> _Given task_
Report each line of the data that includes the word "point".

> _Entries provided_
⟨

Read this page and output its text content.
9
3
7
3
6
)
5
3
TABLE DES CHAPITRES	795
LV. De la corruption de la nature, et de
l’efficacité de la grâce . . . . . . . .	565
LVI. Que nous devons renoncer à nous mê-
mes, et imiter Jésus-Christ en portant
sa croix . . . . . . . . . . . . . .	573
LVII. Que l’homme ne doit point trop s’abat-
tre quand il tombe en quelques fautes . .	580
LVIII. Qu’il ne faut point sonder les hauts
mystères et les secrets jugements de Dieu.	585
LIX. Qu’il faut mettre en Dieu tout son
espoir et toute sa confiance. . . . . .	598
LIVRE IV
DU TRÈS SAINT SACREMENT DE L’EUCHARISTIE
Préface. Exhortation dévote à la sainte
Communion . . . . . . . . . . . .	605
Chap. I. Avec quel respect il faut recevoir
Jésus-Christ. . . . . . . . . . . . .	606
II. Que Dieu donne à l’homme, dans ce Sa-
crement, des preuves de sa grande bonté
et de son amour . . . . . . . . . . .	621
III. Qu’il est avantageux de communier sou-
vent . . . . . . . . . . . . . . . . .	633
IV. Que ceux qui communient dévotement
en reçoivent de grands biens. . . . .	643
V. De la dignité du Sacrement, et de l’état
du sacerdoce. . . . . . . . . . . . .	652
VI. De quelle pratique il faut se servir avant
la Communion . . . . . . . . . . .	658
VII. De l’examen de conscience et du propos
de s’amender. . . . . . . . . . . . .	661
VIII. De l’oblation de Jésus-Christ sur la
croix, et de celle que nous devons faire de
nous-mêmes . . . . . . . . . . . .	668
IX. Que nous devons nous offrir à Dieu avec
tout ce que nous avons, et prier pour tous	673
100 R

⟩

> _The answer_
LVII. Que l’homme ne doit point trop s’abat-
LVIII. Qu’il ne faut point sonder les hauts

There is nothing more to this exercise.